#### Provided records
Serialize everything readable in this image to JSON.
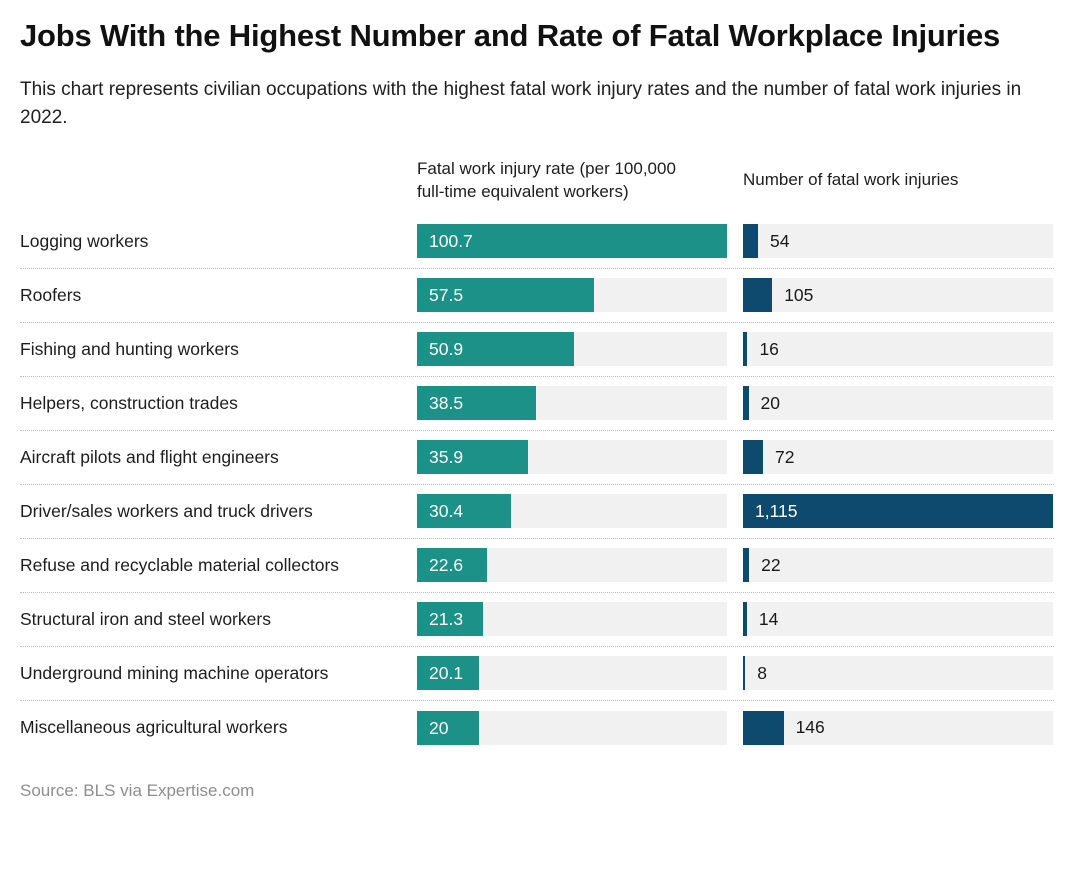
{
  "title": "Jobs With the Highest Number and Rate of Fatal Workplace Injuries",
  "subtitle": "This chart represents civilian occupations with the highest fatal work injury rates and the number of fatal work injuries in 2022.",
  "source": "Source: BLS via Expertise.com",
  "colors": {
    "rate_bar": "#1b9187",
    "count_bar": "#0d4a6e",
    "track": "#f1f1f1"
  },
  "chart_data": {
    "type": "bar",
    "orientation": "horizontal",
    "grid": false,
    "legend_position": "column-headers",
    "categories": [
      "Logging workers",
      "Roofers",
      "Fishing and hunting workers",
      "Helpers, construction trades",
      "Aircraft pilots and flight engineers",
      "Driver/sales workers and truck drivers",
      "Refuse and recyclable material collectors",
      "Structural iron and steel workers",
      "Underground mining machine operators",
      "Miscellaneous agricultural workers"
    ],
    "series": [
      {
        "name": "Fatal work injury rate (per 100,000 full-time equivalent workers)",
        "values": [
          100.7,
          57.5,
          50.9,
          38.5,
          35.9,
          30.4,
          22.6,
          21.3,
          20.1,
          20
        ],
        "display": [
          "100.7",
          "57.5",
          "50.9",
          "38.5",
          "35.9",
          "30.4",
          "22.6",
          "21.3",
          "20.1",
          "20"
        ],
        "axis_max": 100.7
      },
      {
        "name": "Number of fatal work injuries",
        "values": [
          54,
          105,
          16,
          20,
          72,
          1115,
          22,
          14,
          8,
          146
        ],
        "display": [
          "54",
          "105",
          "16",
          "20",
          "72",
          "1,115",
          "22",
          "14",
          "8",
          "146"
        ],
        "axis_max": 1115
      }
    ]
  }
}
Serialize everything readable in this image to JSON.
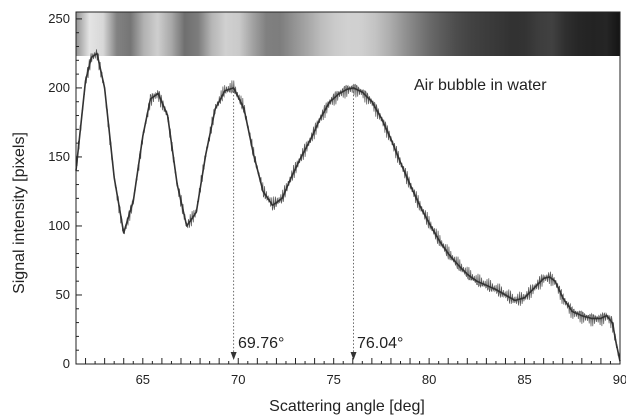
{
  "chart_data": {
    "type": "line",
    "title": "",
    "xlabel": "Scattering angle [deg]",
    "ylabel": "Signal intensity [pixels]",
    "xlim": [
      61.5,
      90
    ],
    "ylim": [
      0,
      255
    ],
    "x_ticks": [
      65,
      70,
      75,
      80,
      85,
      90
    ],
    "x_tick_labels": [
      "65",
      "70",
      "75",
      "80",
      "85",
      "90"
    ],
    "y_ticks": [
      0,
      50,
      100,
      150,
      200,
      250
    ],
    "y_tick_labels": [
      "0",
      "50",
      "100",
      "150",
      "200",
      "250"
    ],
    "grid": false,
    "legend": "none",
    "series": [
      {
        "kind": "smoothed",
        "x": [
          61.5,
          62.0,
          62.3,
          62.6,
          63.0,
          63.5,
          64.0,
          64.5,
          65.0,
          65.4,
          65.8,
          66.3,
          66.8,
          67.3,
          67.8,
          68.3,
          68.8,
          69.3,
          69.76,
          70.3,
          70.8,
          71.3,
          71.8,
          72.3,
          72.8,
          73.3,
          73.8,
          74.3,
          74.8,
          75.3,
          75.7,
          76.04,
          76.5,
          77.0,
          77.5,
          78.0,
          78.5,
          79.0,
          79.5,
          80.0,
          80.5,
          81.0,
          81.5,
          82.0,
          82.5,
          83.0,
          83.5,
          84.0,
          84.5,
          85.0,
          85.5,
          86.0,
          86.3,
          86.6,
          87.0,
          87.5,
          88.0,
          88.5,
          89.0,
          89.3,
          89.6,
          89.8,
          90.0
        ],
        "y": [
          140,
          205,
          222,
          225,
          200,
          135,
          95,
          118,
          165,
          192,
          196,
          180,
          130,
          100,
          110,
          152,
          185,
          198,
          200,
          185,
          152,
          125,
          115,
          120,
          136,
          150,
          163,
          178,
          190,
          196,
          199,
          200,
          197,
          190,
          178,
          163,
          146,
          130,
          115,
          102,
          90,
          80,
          72,
          65,
          60,
          57,
          54,
          50,
          46,
          48,
          55,
          62,
          63,
          60,
          48,
          38,
          35,
          33,
          33,
          35,
          30,
          15,
          2
        ]
      },
      {
        "kind": "raw",
        "noise_amplitude": 6
      }
    ],
    "annotations": [
      {
        "text": "Air bubble in water"
      },
      {
        "text": "69.76°",
        "x": 69.76,
        "y": 200
      },
      {
        "text": "76.04°",
        "x": 76.04,
        "y": 200
      }
    ],
    "colors": {
      "line": "#333333",
      "axis": "#222222",
      "background": "#ffffff"
    }
  }
}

#### Goal
Reproduce each line exactly, please, except for any pictures.

#### Exercise output
Serialize everything readable in this image to JSON.
{
  "title": "Jobs With the Highest Number and Rate of Fatal Workplace Injuries",
  "subtitle": "This chart represents civilian occupations with the highest fatal work injury rates and the number of fatal work injuries in 2022.",
  "source": "Source: BLS via Expertise.com",
  "colors": {
    "rate_bar": "#1b9187",
    "count_bar": "#0d4a6e",
    "track": "#f1f1f1"
  },
  "chart_data": {
    "type": "bar",
    "orientation": "horizontal",
    "grid": false,
    "legend_position": "column-headers",
    "categories": [
      "Logging workers",
      "Roofers",
      "Fishing and hunting workers",
      "Helpers, construction trades",
      "Aircraft pilots and flight engineers",
      "Driver/sales workers and truck drivers",
      "Refuse and recyclable material collectors",
      "Structural iron and steel workers",
      "Underground mining machine operators",
      "Miscellaneous agricultural workers"
    ],
    "series": [
      {
        "name": "Fatal work injury rate (per 100,000 full-time equivalent workers)",
        "values": [
          100.7,
          57.5,
          50.9,
          38.5,
          35.9,
          30.4,
          22.6,
          21.3,
          20.1,
          20
        ],
        "display": [
          "100.7",
          "57.5",
          "50.9",
          "38.5",
          "35.9",
          "30.4",
          "22.6",
          "21.3",
          "20.1",
          "20"
        ],
        "axis_max": 100.7
      },
      {
        "name": "Number of fatal work injuries",
        "values": [
          54,
          105,
          16,
          20,
          72,
          1115,
          22,
          14,
          8,
          146
        ],
        "display": [
          "54",
          "105",
          "16",
          "20",
          "72",
          "1,115",
          "22",
          "14",
          "8",
          "146"
        ],
        "axis_max": 1115
      }
    ]
  }
}
Serialize everything readable in this image to JSON.
{
  "chart_data": {
    "type": "line",
    "title": "",
    "xlabel": "Scattering angle [deg]",
    "ylabel": "Signal intensity [pixels]",
    "xlim": [
      61.5,
      90
    ],
    "ylim": [
      0,
      255
    ],
    "x_ticks": [
      65,
      70,
      75,
      80,
      85,
      90
    ],
    "x_tick_labels": [
      "65",
      "70",
      "75",
      "80",
      "85",
      "90"
    ],
    "y_ticks": [
      0,
      50,
      100,
      150,
      200,
      250
    ],
    "y_tick_labels": [
      "0",
      "50",
      "100",
      "150",
      "200",
      "250"
    ],
    "grid": false,
    "legend": "none",
    "series": [
      {
        "kind": "smoothed",
        "x": [
          61.5,
          62.0,
          62.3,
          62.6,
          63.0,
          63.5,
          64.0,
          64.5,
          65.0,
          65.4,
          65.8,
          66.3,
          66.8,
          67.3,
          67.8,
          68.3,
          68.8,
          69.3,
          69.76,
          70.3,
          70.8,
          71.3,
          71.8,
          72.3,
          72.8,
          73.3,
          73.8,
          74.3,
          74.8,
          75.3,
          75.7,
          76.04,
          76.5,
          77.0,
          77.5,
          78.0,
          78.5,
          79.0,
          79.5,
          80.0,
          80.5,
          81.0,
          81.5,
          82.0,
          82.5,
          83.0,
          83.5,
          84.0,
          84.5,
          85.0,
          85.5,
          86.0,
          86.3,
          86.6,
          87.0,
          87.5,
          88.0,
          88.5,
          89.0,
          89.3,
          89.6,
          89.8,
          90.0
        ],
        "y": [
          140,
          205,
          222,
          225,
          200,
          135,
          95,
          118,
          165,
          192,
          196,
          180,
          130,
          100,
          110,
          152,
          185,
          198,
          200,
          185,
          152,
          125,
          115,
          120,
          136,
          150,
          163,
          178,
          190,
          196,
          199,
          200,
          197,
          190,
          178,
          163,
          146,
          130,
          115,
          102,
          90,
          80,
          72,
          65,
          60,
          57,
          54,
          50,
          46,
          48,
          55,
          62,
          63,
          60,
          48,
          38,
          35,
          33,
          33,
          35,
          30,
          15,
          2
        ]
      },
      {
        "kind": "raw",
        "noise_amplitude": 6
      }
    ],
    "annotations": [
      {
        "text": "Air bubble in water"
      },
      {
        "text": "69.76°",
        "x": 69.76,
        "y": 200
      },
      {
        "text": "76.04°",
        "x": 76.04,
        "y": 200
      }
    ],
    "colors": {
      "line": "#333333",
      "axis": "#222222",
      "background": "#ffffff"
    }
  }
}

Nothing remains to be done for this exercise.